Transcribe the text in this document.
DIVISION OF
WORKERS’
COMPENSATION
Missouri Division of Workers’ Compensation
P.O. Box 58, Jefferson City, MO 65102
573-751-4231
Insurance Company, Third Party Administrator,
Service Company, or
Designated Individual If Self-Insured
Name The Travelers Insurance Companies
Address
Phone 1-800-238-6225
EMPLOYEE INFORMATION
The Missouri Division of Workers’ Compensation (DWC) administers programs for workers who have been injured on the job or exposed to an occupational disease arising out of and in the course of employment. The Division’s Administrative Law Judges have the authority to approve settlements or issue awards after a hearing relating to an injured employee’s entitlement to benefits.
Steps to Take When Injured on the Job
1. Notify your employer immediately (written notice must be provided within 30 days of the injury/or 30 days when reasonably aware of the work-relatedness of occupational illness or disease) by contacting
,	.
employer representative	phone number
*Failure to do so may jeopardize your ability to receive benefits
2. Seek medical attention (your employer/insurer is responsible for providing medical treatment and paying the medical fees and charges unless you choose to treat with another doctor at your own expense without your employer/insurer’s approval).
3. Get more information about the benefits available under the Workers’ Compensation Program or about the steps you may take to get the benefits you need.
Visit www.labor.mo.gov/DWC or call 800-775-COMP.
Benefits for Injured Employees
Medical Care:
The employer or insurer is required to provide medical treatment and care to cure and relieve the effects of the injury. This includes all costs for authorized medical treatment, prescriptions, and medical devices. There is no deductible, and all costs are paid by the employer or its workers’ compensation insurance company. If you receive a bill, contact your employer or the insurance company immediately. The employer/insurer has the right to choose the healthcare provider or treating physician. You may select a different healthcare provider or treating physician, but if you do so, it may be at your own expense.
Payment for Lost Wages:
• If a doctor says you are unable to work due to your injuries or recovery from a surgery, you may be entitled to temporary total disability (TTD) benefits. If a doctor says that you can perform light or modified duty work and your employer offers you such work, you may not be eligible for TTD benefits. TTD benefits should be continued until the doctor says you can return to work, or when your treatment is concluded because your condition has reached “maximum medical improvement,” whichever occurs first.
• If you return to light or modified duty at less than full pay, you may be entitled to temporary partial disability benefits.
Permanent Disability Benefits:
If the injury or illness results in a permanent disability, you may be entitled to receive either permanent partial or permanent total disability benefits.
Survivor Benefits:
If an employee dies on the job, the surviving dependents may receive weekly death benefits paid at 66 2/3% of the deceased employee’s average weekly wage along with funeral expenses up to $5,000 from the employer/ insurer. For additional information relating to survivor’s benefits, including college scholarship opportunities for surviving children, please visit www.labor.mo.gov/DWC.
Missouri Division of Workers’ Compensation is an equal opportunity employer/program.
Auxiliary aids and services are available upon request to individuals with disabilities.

#####

Problem statement
Copy each line of the listing that holds the word "return".

Result for this task
• If a doctor says you are unable to work due to your injuries or recovery from a surgery, you may be entitled to temporary total disability (TTD) benefits. If a doctor says that you can perform light or modified duty work and your employer offers you such work, you may not be eligible for TTD benefits. TTD benefits should be continued until the doctor says you can return to work, or when your treatment is concluded because your condition has reached “maximum medical improvement,” whichever occurs first.
• If you return to light or modified duty at less than full pay, you may be entitled to temporary partial disability benefits.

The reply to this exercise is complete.